### EXERCISE
Print the entries below word for word; the pictures stay out of your copy.

┄┄┄┄┄┄┄┄┄┄┄┄┄┄┄┄┄┄┄┄

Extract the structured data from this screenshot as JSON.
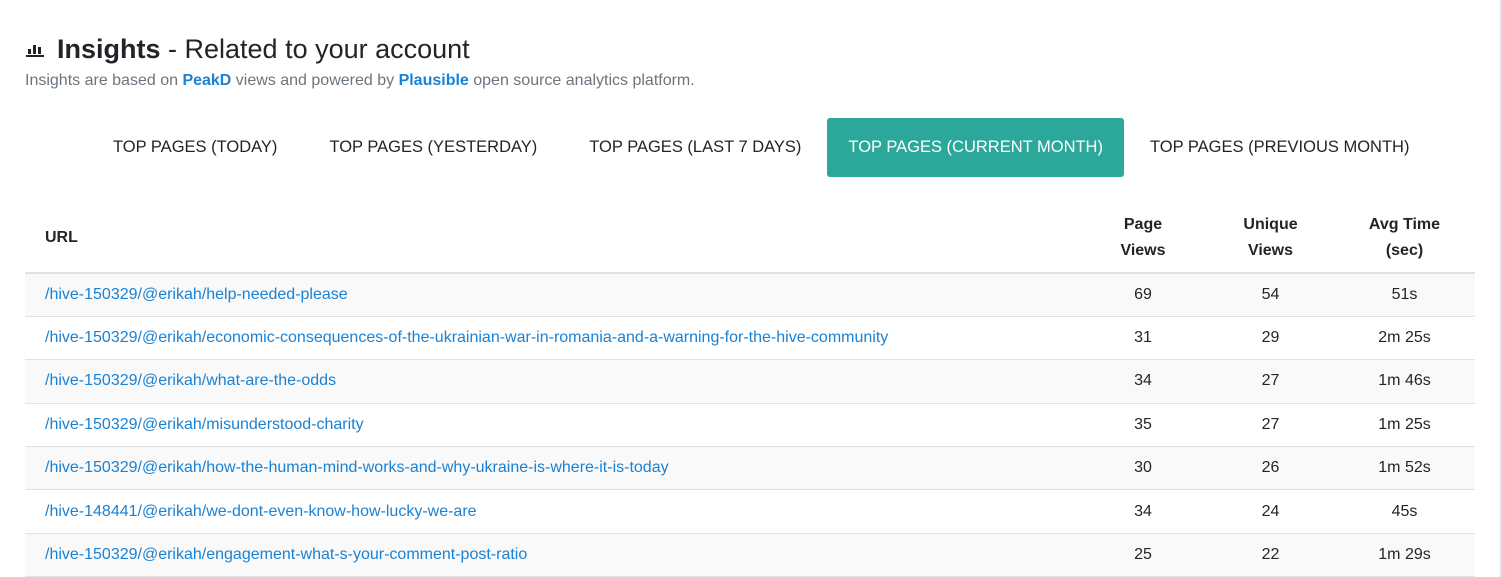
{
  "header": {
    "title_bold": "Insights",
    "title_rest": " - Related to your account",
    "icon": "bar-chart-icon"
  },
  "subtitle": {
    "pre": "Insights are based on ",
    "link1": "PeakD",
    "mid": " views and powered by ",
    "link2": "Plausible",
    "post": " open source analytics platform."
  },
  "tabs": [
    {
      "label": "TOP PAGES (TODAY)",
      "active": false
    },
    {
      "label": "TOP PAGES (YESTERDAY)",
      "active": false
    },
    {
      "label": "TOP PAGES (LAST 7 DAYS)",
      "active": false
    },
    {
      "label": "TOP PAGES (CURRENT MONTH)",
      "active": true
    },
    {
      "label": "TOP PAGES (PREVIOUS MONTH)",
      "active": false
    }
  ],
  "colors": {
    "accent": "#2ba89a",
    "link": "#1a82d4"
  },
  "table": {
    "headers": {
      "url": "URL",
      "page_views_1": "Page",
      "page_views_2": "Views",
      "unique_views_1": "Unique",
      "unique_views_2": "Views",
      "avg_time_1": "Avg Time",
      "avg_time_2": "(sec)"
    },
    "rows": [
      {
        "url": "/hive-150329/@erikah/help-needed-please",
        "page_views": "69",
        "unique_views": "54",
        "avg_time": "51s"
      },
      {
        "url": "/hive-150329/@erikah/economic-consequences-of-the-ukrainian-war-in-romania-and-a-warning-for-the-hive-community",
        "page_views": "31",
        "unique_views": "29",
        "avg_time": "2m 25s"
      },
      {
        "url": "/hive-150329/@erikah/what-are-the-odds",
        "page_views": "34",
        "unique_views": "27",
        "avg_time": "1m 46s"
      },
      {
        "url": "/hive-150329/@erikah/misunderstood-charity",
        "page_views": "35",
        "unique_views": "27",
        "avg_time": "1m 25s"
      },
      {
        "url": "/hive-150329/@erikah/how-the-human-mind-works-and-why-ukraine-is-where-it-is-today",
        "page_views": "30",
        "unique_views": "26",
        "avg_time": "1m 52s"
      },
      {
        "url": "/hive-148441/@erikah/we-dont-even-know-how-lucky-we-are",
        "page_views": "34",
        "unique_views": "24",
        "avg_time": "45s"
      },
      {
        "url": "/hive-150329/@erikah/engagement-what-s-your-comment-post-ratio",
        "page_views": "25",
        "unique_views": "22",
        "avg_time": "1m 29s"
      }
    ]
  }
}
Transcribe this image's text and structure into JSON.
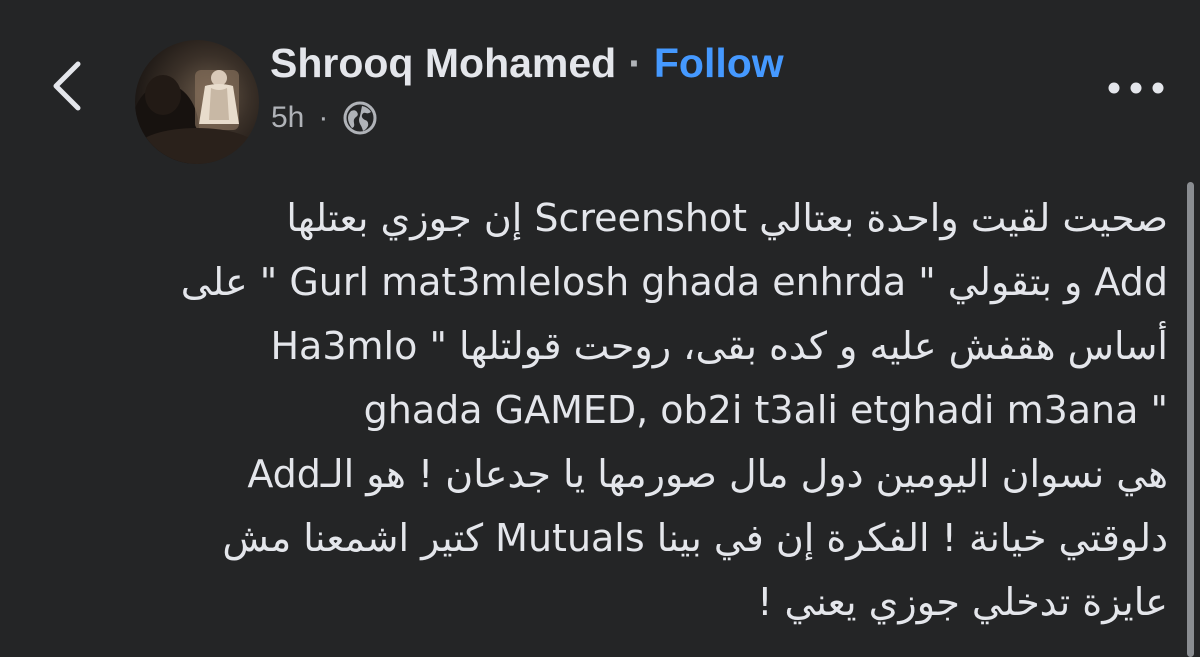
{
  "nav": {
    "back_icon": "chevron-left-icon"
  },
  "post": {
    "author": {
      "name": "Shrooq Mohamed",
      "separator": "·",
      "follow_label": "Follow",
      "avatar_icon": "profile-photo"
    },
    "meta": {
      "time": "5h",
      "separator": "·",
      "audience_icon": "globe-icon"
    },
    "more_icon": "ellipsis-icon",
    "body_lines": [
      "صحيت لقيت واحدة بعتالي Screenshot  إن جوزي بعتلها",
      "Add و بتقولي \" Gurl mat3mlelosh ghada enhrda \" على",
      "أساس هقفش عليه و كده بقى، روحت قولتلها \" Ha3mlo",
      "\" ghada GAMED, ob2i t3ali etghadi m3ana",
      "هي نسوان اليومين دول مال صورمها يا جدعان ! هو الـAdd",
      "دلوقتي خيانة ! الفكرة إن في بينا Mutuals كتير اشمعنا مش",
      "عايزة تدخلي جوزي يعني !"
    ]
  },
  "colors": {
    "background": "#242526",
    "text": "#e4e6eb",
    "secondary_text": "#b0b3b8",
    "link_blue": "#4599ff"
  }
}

┄┄┄┄┄┄┄┄┄┄┄┄┄┄┄┄┄┄┄┄

### RESPONSE TO THIS EXERCISE
Extract the structured data from this screenshot as JSON.
{
  "header": {
    "title_bold": "Insights",
    "title_rest": " - Related to your account",
    "icon": "bar-chart-icon"
  },
  "subtitle": {
    "pre": "Insights are based on ",
    "link1": "PeakD",
    "mid": " views and powered by ",
    "link2": "Plausible",
    "post": " open source analytics platform."
  },
  "tabs": [
    {
      "label": "TOP PAGES (TODAY)",
      "active": false
    },
    {
      "label": "TOP PAGES (YESTERDAY)",
      "active": false
    },
    {
      "label": "TOP PAGES (LAST 7 DAYS)",
      "active": false
    },
    {
      "label": "TOP PAGES (CURRENT MONTH)",
      "active": true
    },
    {
      "label": "TOP PAGES (PREVIOUS MONTH)",
      "active": false
    }
  ],
  "colors": {
    "accent": "#2ba89a",
    "link": "#1a82d4"
  },
  "table": {
    "headers": {
      "url": "URL",
      "page_views_1": "Page",
      "page_views_2": "Views",
      "unique_views_1": "Unique",
      "unique_views_2": "Views",
      "avg_time_1": "Avg Time",
      "avg_time_2": "(sec)"
    },
    "rows": [
      {
        "url": "/hive-150329/@erikah/help-needed-please",
        "page_views": "69",
        "unique_views": "54",
        "avg_time": "51s"
      },
      {
        "url": "/hive-150329/@erikah/economic-consequences-of-the-ukrainian-war-in-romania-and-a-warning-for-the-hive-community",
        "page_views": "31",
        "unique_views": "29",
        "avg_time": "2m 25s"
      },
      {
        "url": "/hive-150329/@erikah/what-are-the-odds",
        "page_views": "34",
        "unique_views": "27",
        "avg_time": "1m 46s"
      },
      {
        "url": "/hive-150329/@erikah/misunderstood-charity",
        "page_views": "35",
        "unique_views": "27",
        "avg_time": "1m 25s"
      },
      {
        "url": "/hive-150329/@erikah/how-the-human-mind-works-and-why-ukraine-is-where-it-is-today",
        "page_views": "30",
        "unique_views": "26",
        "avg_time": "1m 52s"
      },
      {
        "url": "/hive-148441/@erikah/we-dont-even-know-how-lucky-we-are",
        "page_views": "34",
        "unique_views": "24",
        "avg_time": "45s"
      },
      {
        "url": "/hive-150329/@erikah/engagement-what-s-your-comment-post-ratio",
        "page_views": "25",
        "unique_views": "22",
        "avg_time": "1m 29s"
      }
    ]
  }
}
Transcribe this image's text and structure into JSON.
{
  "nav": {
    "back_icon": "chevron-left-icon"
  },
  "post": {
    "author": {
      "name": "Shrooq Mohamed",
      "separator": "·",
      "follow_label": "Follow",
      "avatar_icon": "profile-photo"
    },
    "meta": {
      "time": "5h",
      "separator": "·",
      "audience_icon": "globe-icon"
    },
    "more_icon": "ellipsis-icon",
    "body_lines": [
      "صحيت لقيت واحدة بعتالي Screenshot  إن جوزي بعتلها",
      "Add و بتقولي \" Gurl mat3mlelosh ghada enhrda \" على",
      "أساس هقفش عليه و كده بقى، روحت قولتلها \" Ha3mlo",
      "\" ghada GAMED, ob2i t3ali etghadi m3ana",
      "هي نسوان اليومين دول مال صورمها يا جدعان ! هو الـAdd",
      "دلوقتي خيانة ! الفكرة إن في بينا Mutuals كتير اشمعنا مش",
      "عايزة تدخلي جوزي يعني !"
    ]
  },
  "colors": {
    "background": "#242526",
    "text": "#e4e6eb",
    "secondary_text": "#b0b3b8",
    "link_blue": "#4599ff"
  }
}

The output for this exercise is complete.